## The exercise:
Copy the lines of the data below exactly as they appear, from the line with "x-tick-label: 0.8 s <box>634 137" up to and including the line with "series-line <box>32 175 760 234</box>".

[Region boundary data]
* * * * * * *

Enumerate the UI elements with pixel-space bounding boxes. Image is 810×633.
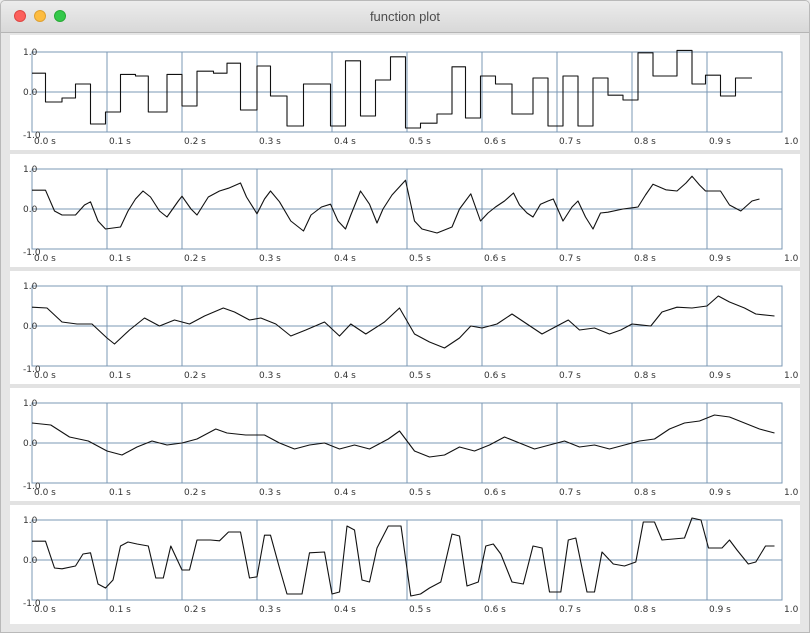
x-tick-label: 0.8 s <box>634 137 656 147</box>
x-tick-label: 0.0 s <box>34 605 56 615</box>
x-tick-label: 0.6 s <box>484 137 506 147</box>
panel-separator <box>10 384 800 388</box>
window-title: function plot <box>369 9 441 24</box>
x-tick-label: 0.9 s <box>709 254 731 264</box>
x-tick-label: 0.9 s <box>709 605 731 615</box>
x-tick-label: 0.1 s <box>109 137 131 147</box>
y-tick-label: 0.0 <box>23 439 38 449</box>
x-tick-label: 0.4 s <box>334 371 356 381</box>
x-tick-label: 0.1 s <box>109 371 131 381</box>
panel-separator <box>10 267 800 271</box>
x-tick-label: 0.1 s <box>109 605 131 615</box>
x-tick-label: 0.9 s <box>709 488 731 498</box>
x-tick-label: 0.4 s <box>334 605 356 615</box>
x-tick-label: 0.2 s <box>184 254 206 264</box>
x-tick-label: 0.9 s <box>709 137 731 147</box>
x-tick-label: 0.8 s <box>634 371 656 381</box>
x-tick-label: 0.5 s <box>409 488 431 498</box>
x-tick-label: 0.0 s <box>34 137 56 147</box>
y-tick-label: 1.0 <box>23 48 38 58</box>
x-tick-label: 0.7 s <box>559 605 581 615</box>
x-tick-label: 0.4 s <box>334 254 356 264</box>
x-tick-label: 0.3 s <box>259 137 281 147</box>
plot-panel-5: 1.00.0-1.00.0 s 0.1 s 0.2 s 0.3 s 0.4 s 0.5 s… <box>23 516 799 615</box>
x-tick-label: 0.0 s <box>34 488 56 498</box>
x-tick-label: 0.5 s <box>409 371 431 381</box>
plot-panel-2: 1.00.0-1.00.0 s 0.1 s 0.2 s 0.3 s 0.4 s 0.5 s… <box>23 165 799 264</box>
x-tick-label: 0.4 s <box>334 137 356 147</box>
series-line <box>32 175 760 234</box>
x-tick-label: 0.2 s <box>184 488 206 498</box>
y-tick-label: 0.0 <box>23 322 38 332</box>
y-tick-label: 0.0 <box>23 205 38 215</box>
series-line <box>32 49 752 129</box>
y-tick-label: 1.0 <box>23 516 38 526</box>
x-tick-label: 0.8 s <box>634 605 656 615</box>
y-tick-label: 1.0 <box>23 282 38 292</box>
x-tick-label: 0.1 s <box>109 254 131 264</box>
x-tick-label: 0.1 s <box>109 488 131 498</box>
x-tick-label: 0.9 s <box>709 371 731 381</box>
x-tick-label: 0.5 s <box>409 137 431 147</box>
x-tick-label: 0.0 s <box>34 254 56 264</box>
plot-panel-1: 1.00.0-1.00.0 s 0.1 s 0.2 s 0.3 s 0.4 s 0.5 s… <box>23 48 799 147</box>
app-window: function plot 1.0 0.0 -1.0 0.0 s 0.1 s 0.2 s0… <box>0 0 810 633</box>
panel-separator <box>10 501 800 505</box>
x-tick-label: 0.4 s <box>334 488 356 498</box>
x-tick-label: 0.3 s <box>259 488 281 498</box>
x-tick-label: 0.2 s <box>184 371 206 381</box>
x-tick-label: 1.0 <box>784 137 799 147</box>
plot-area: 1.0 0.0 -1.0 0.0 s 0.1 s 0.2 s 0.3 s 0.4 s 0.5 s… <box>10 35 800 624</box>
x-tick-label: 0.6 s <box>484 605 506 615</box>
x-tick-label: 0.8 s <box>634 488 656 498</box>
x-tick-label: 0.7 s <box>559 137 581 147</box>
x-tick-label: 0.7 s <box>559 254 581 264</box>
series-line <box>31 295 775 349</box>
y-tick-label: 0.0 <box>23 88 38 98</box>
x-tick-label: 1.0 <box>784 371 799 381</box>
title-bar[interactable]: function plot <box>1 1 809 33</box>
x-tick-label: 0.3 s <box>259 371 281 381</box>
x-tick-label: 1.0 <box>784 605 799 615</box>
x-tick-label: 0.3 s <box>259 254 281 264</box>
x-tick-label: 0.6 s <box>484 371 506 381</box>
x-tick-label: 0.5 s <box>409 605 431 615</box>
x-tick-label: 0.8 s <box>634 254 656 264</box>
series-line <box>32 517 775 597</box>
x-tick-label: 0.5 s <box>409 254 431 264</box>
x-tick-label: 0.0 s <box>34 371 56 381</box>
x-tick-label: 0.6 s <box>484 254 506 264</box>
x-tick-label: 0.6 s <box>484 488 506 498</box>
x-tick-label: 0.2 s <box>184 137 206 147</box>
y-tick-label: 1.0 <box>23 399 38 409</box>
function-plots: 1.00.0-1.00.0 s 0.1 s 0.2 s 0.3 s 0.4 s 0.5 s… <box>10 48 800 615</box>
series-line <box>31 414 775 458</box>
panel-separator <box>10 150 800 154</box>
plot-panel-3: 1.00.0-1.00.0 s 0.1 s 0.2 s 0.3 s 0.4 s 0.5 s… <box>23 282 799 381</box>
x-tick-label: 0.7 s <box>559 371 581 381</box>
x-tick-label: 1.0 <box>784 254 799 264</box>
plot-panel-4: 1.00.0-1.00.0 s 0.1 s 0.2 s 0.3 s 0.4 s 0.5 s… <box>23 399 799 498</box>
x-tick-label: 0.7 s <box>559 488 581 498</box>
x-tick-label: 1.0 <box>784 488 799 498</box>
y-tick-label: 1.0 <box>23 165 38 175</box>
y-tick-label: 0.0 <box>23 556 38 566</box>
x-tick-label: 0.3 s <box>259 605 281 615</box>
x-tick-label: 0.2 s <box>184 605 206 615</box>
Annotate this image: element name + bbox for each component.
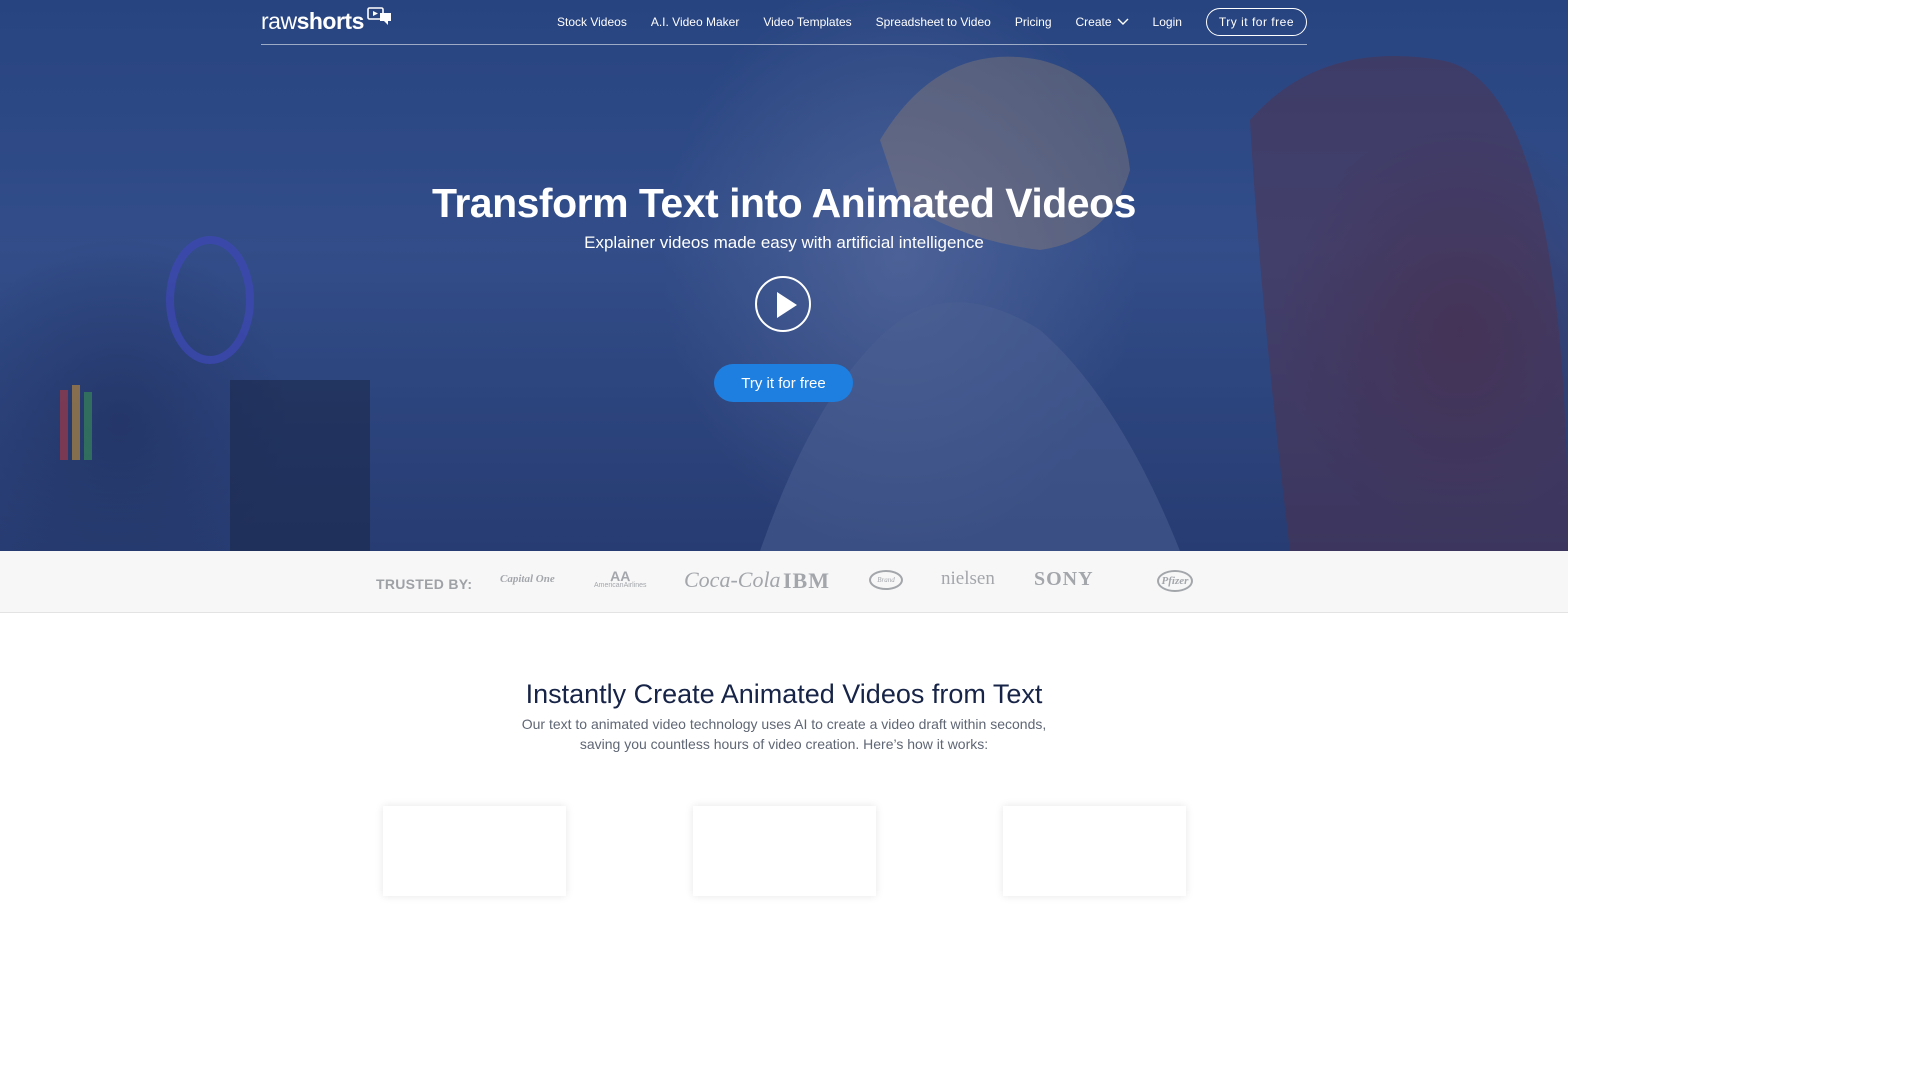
rawshorts-logo[interactable]: raw shorts — [261, 6, 393, 34]
nav-try-free-button[interactable]: Try it for free — [1205, 8, 1307, 36]
play-video-button[interactable] — [755, 276, 811, 332]
nav-links: Stock Videos A.I. Video Maker Video Temp… — [557, 8, 1307, 36]
top-nav: raw shorts Stock Videos A.I. Video Maker … — [261, 0, 1307, 45]
logo-capital-one: Capital One — [500, 573, 555, 585]
logo-american-airlines: AA AmericanAirlines — [594, 568, 647, 589]
nav-create-label: Create — [1075, 15, 1112, 29]
nav-create-dropdown[interactable]: Create — [1076, 15, 1129, 29]
trusted-by-bar: TRUSTED BY: Capital One AA AmericanAirli… — [0, 551, 1568, 613]
how-it-works-card — [1003, 806, 1186, 896]
nav-stock-videos[interactable]: Stock Videos — [557, 15, 627, 29]
logo-pfizer: Pfizer — [1157, 570, 1193, 592]
logo-chat-icon — [367, 6, 393, 33]
hero-section: raw shorts Stock Videos A.I. Video Maker … — [0, 0, 1568, 551]
nav-pricing[interactable]: Pricing — [1015, 15, 1052, 29]
section-description-line-2: saving you countless hours of video crea… — [579, 736, 989, 752]
aa-wordmark: AmericanAirlines — [594, 582, 647, 589]
how-it-works-card — [693, 806, 876, 896]
logo-ibm: IBM — [783, 568, 830, 593]
nav-spreadsheet-to-video[interactable]: Spreadsheet to Video — [876, 15, 991, 29]
logo-sony: SONY — [1034, 568, 1094, 590]
logo-oval-brand: Brand — [869, 570, 903, 590]
hero-subtitle: Explainer videos made easy with artifici… — [584, 233, 984, 252]
section-title: Instantly Create Animated Videos from Te… — [525, 679, 1043, 709]
nav-video-templates[interactable]: Video Templates — [763, 15, 851, 29]
chevron-down-icon — [1117, 15, 1129, 29]
hero-title: Transform Text into Animated Videos — [432, 180, 1136, 226]
logo-text-raw: raw — [261, 7, 297, 34]
logo-nielsen: nielsen — [941, 568, 995, 589]
hero-try-free-button[interactable]: Try it for free — [714, 364, 853, 402]
trusted-by-label: TRUSTED BY: — [376, 576, 473, 592]
section-description: Our text to animated video technology us… — [484, 714, 1084, 754]
play-icon — [777, 292, 797, 318]
logo-text-shorts: shorts — [296, 7, 365, 34]
section-description-line-1: Our text to animated video technology us… — [521, 716, 1047, 732]
how-it-works-card — [383, 806, 566, 896]
logo-coca-cola: Coca-Cola — [684, 567, 781, 592]
aa-mark: AA — [610, 568, 631, 584]
nav-login[interactable]: Login — [1153, 15, 1182, 29]
nav-ai-video-maker[interactable]: A.I. Video Maker — [651, 15, 740, 29]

* * * * * * *

## Complete response:
x-tick-label: 0.8 s <box>634 137 656 147</box>
x-tick-label: 0.0 s <box>34 605 56 615</box>
x-tick-label: 0.6 s <box>484 137 506 147</box>
panel-separator <box>10 384 800 388</box>
window-title: function plot <box>369 9 441 24</box>
x-tick-label: 0.9 s <box>709 254 731 264</box>
x-tick-label: 0.9 s <box>709 605 731 615</box>
x-tick-label: 0.1 s <box>109 137 131 147</box>
y-tick-label: 0.0 <box>23 439 38 449</box>
x-tick-label: 0.4 s <box>334 371 356 381</box>
x-tick-label: 0.1 s <box>109 371 131 381</box>
panel-separator <box>10 267 800 271</box>
x-tick-label: 0.1 s <box>109 605 131 615</box>
x-tick-label: 0.9 s <box>709 488 731 498</box>
x-tick-label: 0.4 s <box>334 605 356 615</box>
x-tick-label: 0.2 s <box>184 254 206 264</box>
x-tick-label: 0.9 s <box>709 137 731 147</box>
x-tick-label: 0.8 s <box>634 371 656 381</box>
x-tick-label: 0.5 s <box>409 488 431 498</box>
x-tick-label: 0.0 s <box>34 137 56 147</box>
y-tick-label: 1.0 <box>23 48 38 58</box>
x-tick-label: 0.7 s <box>559 605 581 615</box>
x-tick-label: 0.4 s <box>334 254 356 264</box>
x-tick-label: 0.3 s <box>259 137 281 147</box>
plot-panel-5: 1.00.0-1.00.0 s 0.1 s 0.2 s 0.3 s 0.4 s 0.5 s… <box>23 516 799 615</box>
x-tick-label: 0.0 s <box>34 488 56 498</box>
x-tick-label: 0.5 s <box>409 371 431 381</box>
plot-panel-2: 1.00.0-1.00.0 s 0.1 s 0.2 s 0.3 s 0.4 s 0.5 s… <box>23 165 799 264</box>
x-tick-label: 0.4 s <box>334 137 356 147</box>
series-line <box>32 175 760 234</box>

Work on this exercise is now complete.